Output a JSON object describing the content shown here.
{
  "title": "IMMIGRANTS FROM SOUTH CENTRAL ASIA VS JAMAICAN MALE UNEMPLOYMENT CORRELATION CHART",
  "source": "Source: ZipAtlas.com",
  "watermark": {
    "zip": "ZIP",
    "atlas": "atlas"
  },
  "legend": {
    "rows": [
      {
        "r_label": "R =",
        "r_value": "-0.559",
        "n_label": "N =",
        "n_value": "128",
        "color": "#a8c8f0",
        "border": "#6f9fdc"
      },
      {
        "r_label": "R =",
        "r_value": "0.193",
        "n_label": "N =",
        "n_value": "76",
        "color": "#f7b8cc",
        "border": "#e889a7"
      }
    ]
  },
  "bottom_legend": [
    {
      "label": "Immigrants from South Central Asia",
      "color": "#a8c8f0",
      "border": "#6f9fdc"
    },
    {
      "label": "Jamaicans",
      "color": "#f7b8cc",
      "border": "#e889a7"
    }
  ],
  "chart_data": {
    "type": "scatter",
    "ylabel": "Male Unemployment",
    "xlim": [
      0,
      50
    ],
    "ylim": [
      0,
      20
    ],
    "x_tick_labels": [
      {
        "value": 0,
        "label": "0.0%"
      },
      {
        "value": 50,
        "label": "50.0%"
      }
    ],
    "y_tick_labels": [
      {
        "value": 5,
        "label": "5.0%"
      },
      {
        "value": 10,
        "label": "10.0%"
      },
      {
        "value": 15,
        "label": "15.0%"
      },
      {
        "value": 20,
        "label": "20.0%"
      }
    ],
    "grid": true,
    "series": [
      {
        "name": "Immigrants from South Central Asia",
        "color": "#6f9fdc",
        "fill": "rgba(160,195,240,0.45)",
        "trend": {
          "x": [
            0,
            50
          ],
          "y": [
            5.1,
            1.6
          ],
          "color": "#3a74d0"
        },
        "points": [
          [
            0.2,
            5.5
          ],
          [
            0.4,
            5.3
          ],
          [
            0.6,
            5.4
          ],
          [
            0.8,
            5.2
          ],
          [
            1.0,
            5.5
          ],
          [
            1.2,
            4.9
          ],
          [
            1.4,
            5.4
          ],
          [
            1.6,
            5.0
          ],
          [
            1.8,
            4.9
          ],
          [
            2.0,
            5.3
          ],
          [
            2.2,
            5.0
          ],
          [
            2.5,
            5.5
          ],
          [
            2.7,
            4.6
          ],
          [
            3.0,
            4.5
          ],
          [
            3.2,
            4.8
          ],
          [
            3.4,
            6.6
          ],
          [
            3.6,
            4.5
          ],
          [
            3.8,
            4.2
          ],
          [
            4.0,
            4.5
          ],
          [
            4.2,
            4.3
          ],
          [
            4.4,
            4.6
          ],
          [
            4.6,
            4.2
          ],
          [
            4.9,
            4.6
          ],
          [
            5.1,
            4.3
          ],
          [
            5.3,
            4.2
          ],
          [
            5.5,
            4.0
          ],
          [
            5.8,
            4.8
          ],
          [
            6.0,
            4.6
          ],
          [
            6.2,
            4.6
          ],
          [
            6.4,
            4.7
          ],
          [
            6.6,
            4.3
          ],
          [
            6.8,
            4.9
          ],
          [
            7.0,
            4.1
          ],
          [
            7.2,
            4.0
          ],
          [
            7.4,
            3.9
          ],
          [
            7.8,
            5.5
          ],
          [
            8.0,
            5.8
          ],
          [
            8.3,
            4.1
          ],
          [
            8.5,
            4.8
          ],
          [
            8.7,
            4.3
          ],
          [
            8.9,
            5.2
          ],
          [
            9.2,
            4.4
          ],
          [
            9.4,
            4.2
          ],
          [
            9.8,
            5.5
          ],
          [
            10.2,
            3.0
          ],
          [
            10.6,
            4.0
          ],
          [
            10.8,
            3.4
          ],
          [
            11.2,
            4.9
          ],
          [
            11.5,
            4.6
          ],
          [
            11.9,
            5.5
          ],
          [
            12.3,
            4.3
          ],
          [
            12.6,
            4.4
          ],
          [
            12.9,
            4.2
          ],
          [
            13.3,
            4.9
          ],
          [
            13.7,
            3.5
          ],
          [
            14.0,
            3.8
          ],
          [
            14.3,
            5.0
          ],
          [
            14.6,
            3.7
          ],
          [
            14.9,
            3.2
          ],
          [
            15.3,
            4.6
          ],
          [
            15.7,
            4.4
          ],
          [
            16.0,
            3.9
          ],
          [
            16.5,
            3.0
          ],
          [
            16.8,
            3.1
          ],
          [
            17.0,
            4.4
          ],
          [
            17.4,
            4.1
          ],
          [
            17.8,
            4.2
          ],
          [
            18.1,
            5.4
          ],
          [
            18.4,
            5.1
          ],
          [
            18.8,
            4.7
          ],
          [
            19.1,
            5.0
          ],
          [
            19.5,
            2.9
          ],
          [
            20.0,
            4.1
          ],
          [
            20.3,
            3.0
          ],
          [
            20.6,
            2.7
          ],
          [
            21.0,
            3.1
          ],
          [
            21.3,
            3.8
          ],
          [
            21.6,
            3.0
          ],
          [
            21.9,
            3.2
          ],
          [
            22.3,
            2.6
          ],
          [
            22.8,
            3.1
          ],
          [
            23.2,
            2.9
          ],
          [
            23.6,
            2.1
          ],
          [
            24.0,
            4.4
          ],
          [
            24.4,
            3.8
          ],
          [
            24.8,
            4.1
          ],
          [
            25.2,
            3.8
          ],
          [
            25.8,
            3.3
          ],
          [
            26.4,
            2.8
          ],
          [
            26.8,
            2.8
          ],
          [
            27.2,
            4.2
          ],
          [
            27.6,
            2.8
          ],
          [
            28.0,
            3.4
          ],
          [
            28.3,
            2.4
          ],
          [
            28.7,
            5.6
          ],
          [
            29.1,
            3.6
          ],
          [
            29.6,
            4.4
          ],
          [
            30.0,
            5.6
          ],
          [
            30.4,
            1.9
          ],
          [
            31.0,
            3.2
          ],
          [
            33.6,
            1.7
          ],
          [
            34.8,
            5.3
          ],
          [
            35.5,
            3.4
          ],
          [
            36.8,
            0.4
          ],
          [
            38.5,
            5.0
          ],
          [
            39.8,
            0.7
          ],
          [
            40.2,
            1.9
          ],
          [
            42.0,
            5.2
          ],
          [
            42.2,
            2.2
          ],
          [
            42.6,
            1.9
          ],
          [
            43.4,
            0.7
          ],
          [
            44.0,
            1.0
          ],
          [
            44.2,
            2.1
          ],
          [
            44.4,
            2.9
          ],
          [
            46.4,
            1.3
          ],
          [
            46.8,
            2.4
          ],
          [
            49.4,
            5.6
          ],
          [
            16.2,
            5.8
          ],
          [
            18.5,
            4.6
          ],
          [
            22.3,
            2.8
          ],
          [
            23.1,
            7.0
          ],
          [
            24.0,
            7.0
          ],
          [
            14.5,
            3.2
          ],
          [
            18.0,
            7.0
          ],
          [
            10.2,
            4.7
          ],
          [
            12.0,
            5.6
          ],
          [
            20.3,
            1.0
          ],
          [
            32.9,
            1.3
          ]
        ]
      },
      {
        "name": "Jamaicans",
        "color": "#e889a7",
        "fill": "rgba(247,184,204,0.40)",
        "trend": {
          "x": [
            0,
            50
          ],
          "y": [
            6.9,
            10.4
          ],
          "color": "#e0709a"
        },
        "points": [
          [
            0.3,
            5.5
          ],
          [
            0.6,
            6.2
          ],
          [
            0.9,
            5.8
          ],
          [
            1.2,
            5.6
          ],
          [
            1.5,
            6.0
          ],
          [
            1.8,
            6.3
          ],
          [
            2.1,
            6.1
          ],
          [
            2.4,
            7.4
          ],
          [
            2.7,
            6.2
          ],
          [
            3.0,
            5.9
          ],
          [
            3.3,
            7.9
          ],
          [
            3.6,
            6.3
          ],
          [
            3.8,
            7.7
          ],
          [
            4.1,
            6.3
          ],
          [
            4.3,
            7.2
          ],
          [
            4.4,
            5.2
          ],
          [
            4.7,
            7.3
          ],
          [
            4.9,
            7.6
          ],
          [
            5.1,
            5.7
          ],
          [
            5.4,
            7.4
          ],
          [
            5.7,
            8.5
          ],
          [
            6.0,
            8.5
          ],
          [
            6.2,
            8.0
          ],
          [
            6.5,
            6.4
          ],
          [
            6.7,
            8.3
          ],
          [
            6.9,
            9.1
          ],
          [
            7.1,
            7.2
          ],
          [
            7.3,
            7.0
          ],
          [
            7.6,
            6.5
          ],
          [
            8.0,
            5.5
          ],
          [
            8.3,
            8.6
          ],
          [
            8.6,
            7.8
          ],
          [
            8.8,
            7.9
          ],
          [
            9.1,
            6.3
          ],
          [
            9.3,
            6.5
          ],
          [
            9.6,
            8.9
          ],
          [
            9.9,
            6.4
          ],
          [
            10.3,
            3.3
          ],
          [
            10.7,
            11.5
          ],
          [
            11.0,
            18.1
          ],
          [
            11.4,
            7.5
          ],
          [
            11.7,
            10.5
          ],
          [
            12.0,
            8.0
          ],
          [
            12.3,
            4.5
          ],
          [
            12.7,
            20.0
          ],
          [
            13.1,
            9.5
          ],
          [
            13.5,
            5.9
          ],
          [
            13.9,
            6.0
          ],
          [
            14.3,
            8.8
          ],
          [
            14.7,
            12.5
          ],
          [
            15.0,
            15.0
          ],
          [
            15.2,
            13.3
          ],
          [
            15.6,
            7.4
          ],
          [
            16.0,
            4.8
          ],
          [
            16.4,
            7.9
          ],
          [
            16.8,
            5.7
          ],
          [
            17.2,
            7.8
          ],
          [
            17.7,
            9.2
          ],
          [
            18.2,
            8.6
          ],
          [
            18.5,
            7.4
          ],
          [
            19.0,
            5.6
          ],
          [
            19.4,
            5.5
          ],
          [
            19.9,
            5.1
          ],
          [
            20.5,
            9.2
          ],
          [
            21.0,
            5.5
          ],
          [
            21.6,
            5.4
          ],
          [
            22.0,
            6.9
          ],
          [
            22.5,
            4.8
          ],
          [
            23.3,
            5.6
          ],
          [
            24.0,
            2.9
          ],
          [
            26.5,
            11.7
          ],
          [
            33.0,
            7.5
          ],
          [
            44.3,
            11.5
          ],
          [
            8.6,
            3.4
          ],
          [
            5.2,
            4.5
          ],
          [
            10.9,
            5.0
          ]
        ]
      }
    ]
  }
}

Directions
Copy all lines from the listing that contain "color".

Finished answer
        "color": "#a8c8f0",
        "color": "#f7b8cc",
      "color": "#a8c8f0",
      "color": "#f7b8cc",
        "color": "#6f9fdc",
          "color": "#3a74d0"
        "color": "#e889a7",
          "color": "#e0709a"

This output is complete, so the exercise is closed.